What you are asked to do: Scan the entries and tally the lines that include the string "down". Reply with the figure alone.

====================

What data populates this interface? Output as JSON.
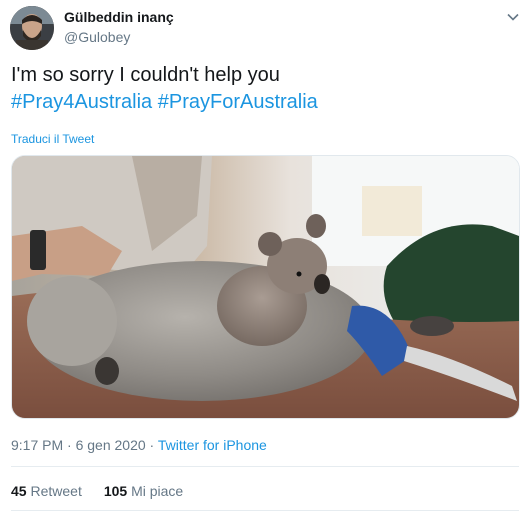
{
  "author": {
    "name": "Gülbeddin inanç",
    "handle": "@Gulobey"
  },
  "tweet": {
    "text": "I'm so sorry I couldn't help you",
    "hashtag1": "#Pray4Australia",
    "hashtag2": "#PrayForAustralia",
    "translate_label": "Traduci il Tweet"
  },
  "meta": {
    "time": "9:17 PM",
    "separator1": " · ",
    "date": "6 gen 2020",
    "separator2": " · ",
    "source": "Twitter for iPhone"
  },
  "stats": {
    "retweets_count": "45",
    "retweets_label": "Retweet",
    "likes_count": "105",
    "likes_label": "Mi piace"
  },
  "icons": {
    "more": "chevron-down-icon"
  },
  "colors": {
    "link": "#1b95e0",
    "secondary": "#657786",
    "primary_text": "#14171a"
  }
}
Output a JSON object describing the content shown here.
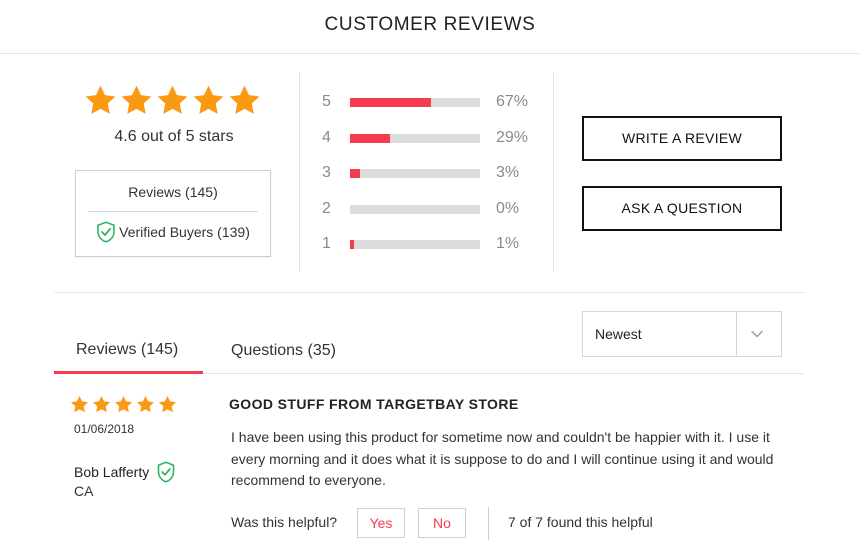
{
  "header": {
    "title": "CUSTOMER REVIEWS"
  },
  "summary": {
    "rating_stars": 5,
    "average_text": "4.6 out of 5 stars",
    "reviews_count_label": "Reviews (145)",
    "verified_label": "Verified Buyers (139)"
  },
  "distribution": [
    {
      "stars": "5",
      "percent_label": "67%",
      "fill_fraction": 0.62
    },
    {
      "stars": "4",
      "percent_label": "29%",
      "fill_fraction": 0.31
    },
    {
      "stars": "3",
      "percent_label": "3%",
      "fill_fraction": 0.08
    },
    {
      "stars": "2",
      "percent_label": "0%",
      "fill_fraction": 0.0
    },
    {
      "stars": "1",
      "percent_label": "1%",
      "fill_fraction": 0.03
    }
  ],
  "actions": {
    "write_review": "WRITE A REVIEW",
    "ask_question": "ASK A QUESTION"
  },
  "tabs": [
    {
      "label": "Reviews (145)",
      "active": true
    },
    {
      "label": "Questions (35)",
      "active": false
    }
  ],
  "sort": {
    "selected": "Newest"
  },
  "review": {
    "stars": 5,
    "date": "01/06/2018",
    "author": "Bob Lafferty",
    "location": "CA",
    "title": "GOOD STUFF FROM TARGETBAY STORE",
    "body": "I have been using this product for sometime now and couldn't be happier with it. I use it every morning and it does what it is suppose to do and I will continue using it and would recommend to everyone.",
    "helpful_question": "Was this helpful?",
    "yes_label": "Yes",
    "no_label": "No",
    "helpful_count": "7 of 7 found this helpful"
  },
  "colors": {
    "star": "#fa9a14",
    "accent": "#f43b4f",
    "verified": "#2fb56a",
    "bar_track": "#dcdcdc"
  },
  "icons": {
    "star": "star-icon",
    "verified": "verified-shield-icon",
    "dropdown": "chevron-down-icon"
  }
}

====================

Solution: 2